## Given request
Gather every line holding the string "Biegung".

## Working data
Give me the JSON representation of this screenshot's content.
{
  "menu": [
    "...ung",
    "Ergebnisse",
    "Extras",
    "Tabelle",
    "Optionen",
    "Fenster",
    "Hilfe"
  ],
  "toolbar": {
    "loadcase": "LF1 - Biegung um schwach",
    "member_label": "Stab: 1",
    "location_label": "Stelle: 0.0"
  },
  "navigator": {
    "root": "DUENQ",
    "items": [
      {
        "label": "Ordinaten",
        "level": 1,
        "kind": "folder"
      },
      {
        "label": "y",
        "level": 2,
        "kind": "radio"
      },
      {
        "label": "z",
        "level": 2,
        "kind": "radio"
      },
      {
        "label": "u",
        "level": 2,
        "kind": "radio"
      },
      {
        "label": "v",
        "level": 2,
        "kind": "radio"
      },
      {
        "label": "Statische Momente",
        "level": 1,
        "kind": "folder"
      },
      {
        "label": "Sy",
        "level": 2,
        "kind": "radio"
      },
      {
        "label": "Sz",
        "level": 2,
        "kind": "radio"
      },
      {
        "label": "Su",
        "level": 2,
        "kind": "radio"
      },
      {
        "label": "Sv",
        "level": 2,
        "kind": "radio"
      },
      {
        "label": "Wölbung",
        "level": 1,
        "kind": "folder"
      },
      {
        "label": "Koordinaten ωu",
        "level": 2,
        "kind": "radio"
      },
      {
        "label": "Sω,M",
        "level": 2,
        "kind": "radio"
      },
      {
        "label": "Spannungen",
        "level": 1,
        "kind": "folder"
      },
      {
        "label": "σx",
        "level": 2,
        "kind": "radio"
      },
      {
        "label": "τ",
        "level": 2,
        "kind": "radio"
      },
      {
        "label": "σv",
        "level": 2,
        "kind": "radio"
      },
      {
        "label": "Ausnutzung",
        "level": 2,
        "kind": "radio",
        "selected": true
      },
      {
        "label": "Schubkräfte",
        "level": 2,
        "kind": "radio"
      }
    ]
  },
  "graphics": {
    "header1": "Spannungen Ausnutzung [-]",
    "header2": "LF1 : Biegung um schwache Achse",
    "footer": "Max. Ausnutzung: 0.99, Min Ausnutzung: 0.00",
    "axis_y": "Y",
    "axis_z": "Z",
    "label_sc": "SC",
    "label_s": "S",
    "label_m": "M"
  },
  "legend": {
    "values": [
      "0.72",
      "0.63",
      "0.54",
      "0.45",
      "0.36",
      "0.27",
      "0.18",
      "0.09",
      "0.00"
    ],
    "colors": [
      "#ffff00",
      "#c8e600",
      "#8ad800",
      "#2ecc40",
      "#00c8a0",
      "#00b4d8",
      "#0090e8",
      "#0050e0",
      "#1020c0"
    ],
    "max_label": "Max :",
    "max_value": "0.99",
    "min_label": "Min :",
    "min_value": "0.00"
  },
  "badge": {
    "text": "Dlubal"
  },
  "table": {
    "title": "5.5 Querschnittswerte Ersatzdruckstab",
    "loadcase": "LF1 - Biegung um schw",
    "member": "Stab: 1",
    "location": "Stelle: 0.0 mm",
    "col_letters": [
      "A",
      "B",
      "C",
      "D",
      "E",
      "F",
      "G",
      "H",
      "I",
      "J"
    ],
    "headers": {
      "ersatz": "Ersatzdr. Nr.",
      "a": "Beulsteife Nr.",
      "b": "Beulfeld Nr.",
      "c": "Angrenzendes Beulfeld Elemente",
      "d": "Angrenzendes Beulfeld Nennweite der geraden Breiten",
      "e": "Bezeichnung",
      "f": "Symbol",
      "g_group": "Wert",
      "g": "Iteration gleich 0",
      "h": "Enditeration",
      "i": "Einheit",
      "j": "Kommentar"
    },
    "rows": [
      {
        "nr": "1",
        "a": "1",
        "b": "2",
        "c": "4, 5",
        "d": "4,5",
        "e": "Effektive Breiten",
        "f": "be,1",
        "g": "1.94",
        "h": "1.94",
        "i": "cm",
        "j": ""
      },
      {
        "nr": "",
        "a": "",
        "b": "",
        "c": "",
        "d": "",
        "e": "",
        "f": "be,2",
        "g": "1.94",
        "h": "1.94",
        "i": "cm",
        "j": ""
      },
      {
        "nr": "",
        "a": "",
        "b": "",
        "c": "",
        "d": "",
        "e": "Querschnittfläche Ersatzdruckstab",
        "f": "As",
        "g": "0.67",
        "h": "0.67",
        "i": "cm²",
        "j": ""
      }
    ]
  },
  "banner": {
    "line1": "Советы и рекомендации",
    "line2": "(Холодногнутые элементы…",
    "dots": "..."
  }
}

## Task solution
    "loadcase": "LF1 - Biegung um schwach",
    "header2": "LF1 : Biegung um schwache Achse",
    "loadcase": "LF1 - Biegung um schw",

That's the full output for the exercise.